Among the records, which lines hold the word "commonly"? Pick them out.

Document page records
◆ ◆ ◆ ◆ ◆ ◆ ◆

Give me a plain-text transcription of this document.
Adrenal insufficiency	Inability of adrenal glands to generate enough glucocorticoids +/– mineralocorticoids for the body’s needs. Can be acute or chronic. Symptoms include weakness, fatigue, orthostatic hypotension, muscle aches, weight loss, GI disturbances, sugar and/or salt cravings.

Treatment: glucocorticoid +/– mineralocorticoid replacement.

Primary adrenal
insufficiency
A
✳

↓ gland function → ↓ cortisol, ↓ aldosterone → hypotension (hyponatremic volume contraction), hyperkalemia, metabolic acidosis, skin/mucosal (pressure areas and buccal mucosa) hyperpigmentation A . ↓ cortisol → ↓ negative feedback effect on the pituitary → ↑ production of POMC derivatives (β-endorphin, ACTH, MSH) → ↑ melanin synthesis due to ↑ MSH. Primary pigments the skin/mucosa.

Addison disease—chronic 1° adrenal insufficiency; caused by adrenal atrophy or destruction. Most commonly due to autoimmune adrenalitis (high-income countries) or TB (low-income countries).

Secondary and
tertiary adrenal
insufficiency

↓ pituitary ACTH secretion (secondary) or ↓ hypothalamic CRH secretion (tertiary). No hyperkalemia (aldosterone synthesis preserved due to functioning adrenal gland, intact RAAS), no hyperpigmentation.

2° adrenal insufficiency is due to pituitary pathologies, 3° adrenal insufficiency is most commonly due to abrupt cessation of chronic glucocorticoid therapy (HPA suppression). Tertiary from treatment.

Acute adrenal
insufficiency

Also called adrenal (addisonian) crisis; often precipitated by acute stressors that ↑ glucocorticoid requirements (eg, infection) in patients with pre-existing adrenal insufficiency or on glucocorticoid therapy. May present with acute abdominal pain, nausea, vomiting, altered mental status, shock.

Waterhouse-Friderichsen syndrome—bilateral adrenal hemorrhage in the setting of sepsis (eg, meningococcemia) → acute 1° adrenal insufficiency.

◆ ◆ ◆ ◆ ◆ ◆ ◆

• **Answer to this exercise**:
Addison disease—chronic 1° adrenal insufficiency; caused by adrenal atrophy or destruction. Most commonly due to autoimmune adrenalitis (high-income countries) or TB (low-income countries).
2° adrenal insufficiency is due to pituitary pathologies, 3° adrenal insufficiency is most commonly due to abrupt cessation of chronic glucocorticoid therapy (HPA suppression). Tertiary from treatment.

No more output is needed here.